DATA FOR ANALYSIS:
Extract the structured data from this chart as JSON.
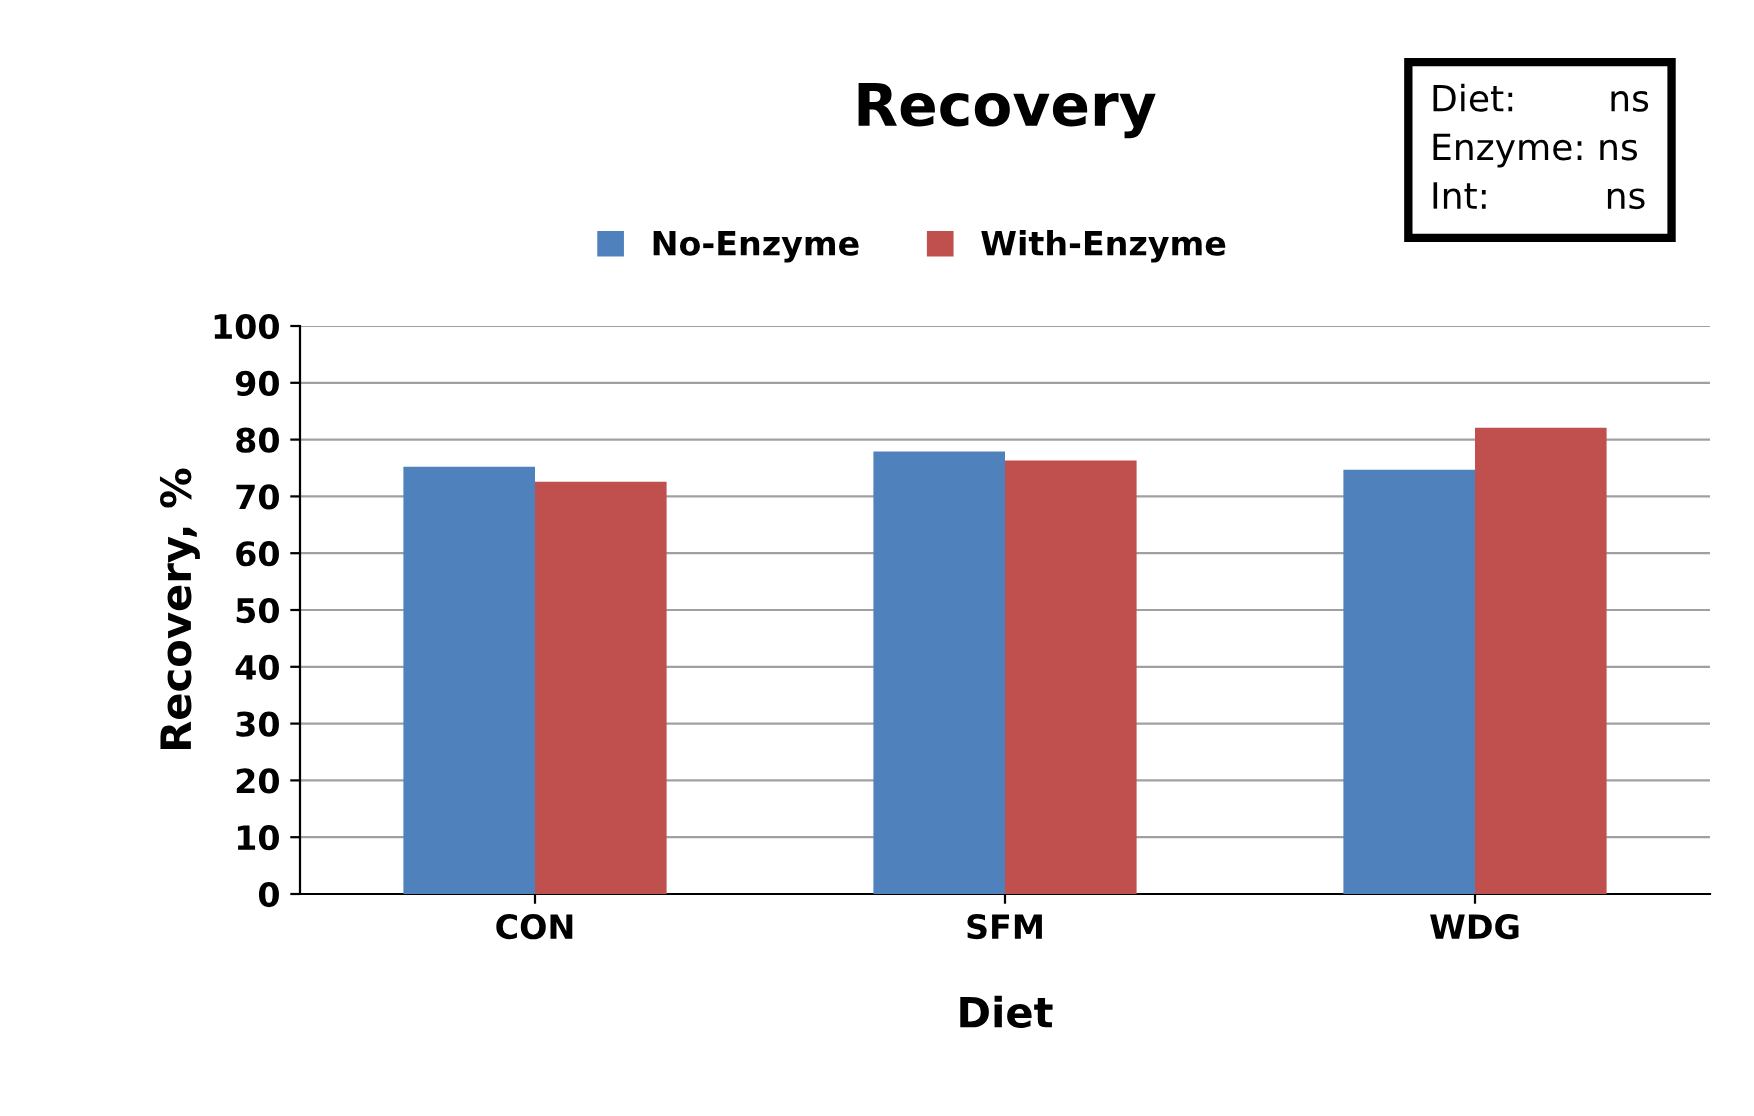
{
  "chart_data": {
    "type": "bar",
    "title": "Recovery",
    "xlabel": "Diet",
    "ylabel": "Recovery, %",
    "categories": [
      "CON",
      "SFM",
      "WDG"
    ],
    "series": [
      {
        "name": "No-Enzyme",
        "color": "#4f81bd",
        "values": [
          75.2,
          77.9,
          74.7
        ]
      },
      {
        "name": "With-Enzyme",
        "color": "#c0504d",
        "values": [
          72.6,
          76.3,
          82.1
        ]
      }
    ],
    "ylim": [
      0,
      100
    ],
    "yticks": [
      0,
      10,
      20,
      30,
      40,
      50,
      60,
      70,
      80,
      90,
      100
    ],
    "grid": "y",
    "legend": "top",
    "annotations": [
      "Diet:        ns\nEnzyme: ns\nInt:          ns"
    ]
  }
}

WHAT TO WORK ON: Text only, please: give the listing again word for word with no images.

SOLUTION BELOW:
Extract the structured data from this chart as JSON.
{
  "chart_data": {
    "type": "bar",
    "title": "Recovery",
    "xlabel": "Diet",
    "ylabel": "Recovery, %",
    "categories": [
      "CON",
      "SFM",
      "WDG"
    ],
    "series": [
      {
        "name": "No-Enzyme",
        "color": "#4f81bd",
        "values": [
          75.2,
          77.9,
          74.7
        ]
      },
      {
        "name": "With-Enzyme",
        "color": "#c0504d",
        "values": [
          72.6,
          76.3,
          82.1
        ]
      }
    ],
    "ylim": [
      0,
      100
    ],
    "yticks": [
      0,
      10,
      20,
      30,
      40,
      50,
      60,
      70,
      80,
      90,
      100
    ],
    "grid": "y",
    "legend": "top",
    "annotations": [
      "Diet:        ns\nEnzyme: ns\nInt:          ns"
    ]
  }
}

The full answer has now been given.